◆ **Records provided**
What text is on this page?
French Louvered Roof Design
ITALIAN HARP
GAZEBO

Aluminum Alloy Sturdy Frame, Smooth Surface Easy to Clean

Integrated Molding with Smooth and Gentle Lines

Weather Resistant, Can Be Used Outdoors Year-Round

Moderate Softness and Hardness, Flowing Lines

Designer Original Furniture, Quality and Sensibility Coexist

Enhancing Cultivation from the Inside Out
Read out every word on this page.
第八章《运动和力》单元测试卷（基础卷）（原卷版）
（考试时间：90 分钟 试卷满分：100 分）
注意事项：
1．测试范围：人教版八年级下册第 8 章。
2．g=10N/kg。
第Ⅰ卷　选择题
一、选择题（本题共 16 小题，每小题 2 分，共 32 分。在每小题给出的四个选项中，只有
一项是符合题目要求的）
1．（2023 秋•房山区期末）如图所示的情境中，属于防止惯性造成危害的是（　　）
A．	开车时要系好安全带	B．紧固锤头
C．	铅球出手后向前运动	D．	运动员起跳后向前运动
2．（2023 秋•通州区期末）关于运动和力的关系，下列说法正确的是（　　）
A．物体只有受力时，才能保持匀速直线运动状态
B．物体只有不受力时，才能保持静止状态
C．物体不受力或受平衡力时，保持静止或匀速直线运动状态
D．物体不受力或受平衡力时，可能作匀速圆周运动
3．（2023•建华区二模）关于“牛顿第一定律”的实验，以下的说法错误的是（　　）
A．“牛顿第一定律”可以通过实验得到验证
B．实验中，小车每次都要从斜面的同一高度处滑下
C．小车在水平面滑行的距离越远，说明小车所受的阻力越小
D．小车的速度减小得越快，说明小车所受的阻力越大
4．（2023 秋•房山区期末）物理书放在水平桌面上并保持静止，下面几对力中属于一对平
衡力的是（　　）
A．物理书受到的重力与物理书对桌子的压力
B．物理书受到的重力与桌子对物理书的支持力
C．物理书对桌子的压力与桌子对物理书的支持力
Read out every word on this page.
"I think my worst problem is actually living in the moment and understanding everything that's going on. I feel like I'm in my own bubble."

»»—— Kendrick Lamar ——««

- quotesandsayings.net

◆ **Written task**
Write out every line of the preceding listing that contains "物体不受力或受平衡力时".

◆ **Response**
C．物体不受力或受平衡力时，保持静止或匀速直线运动状态
D．物体不受力或受平衡力时，可能作匀速圆周运动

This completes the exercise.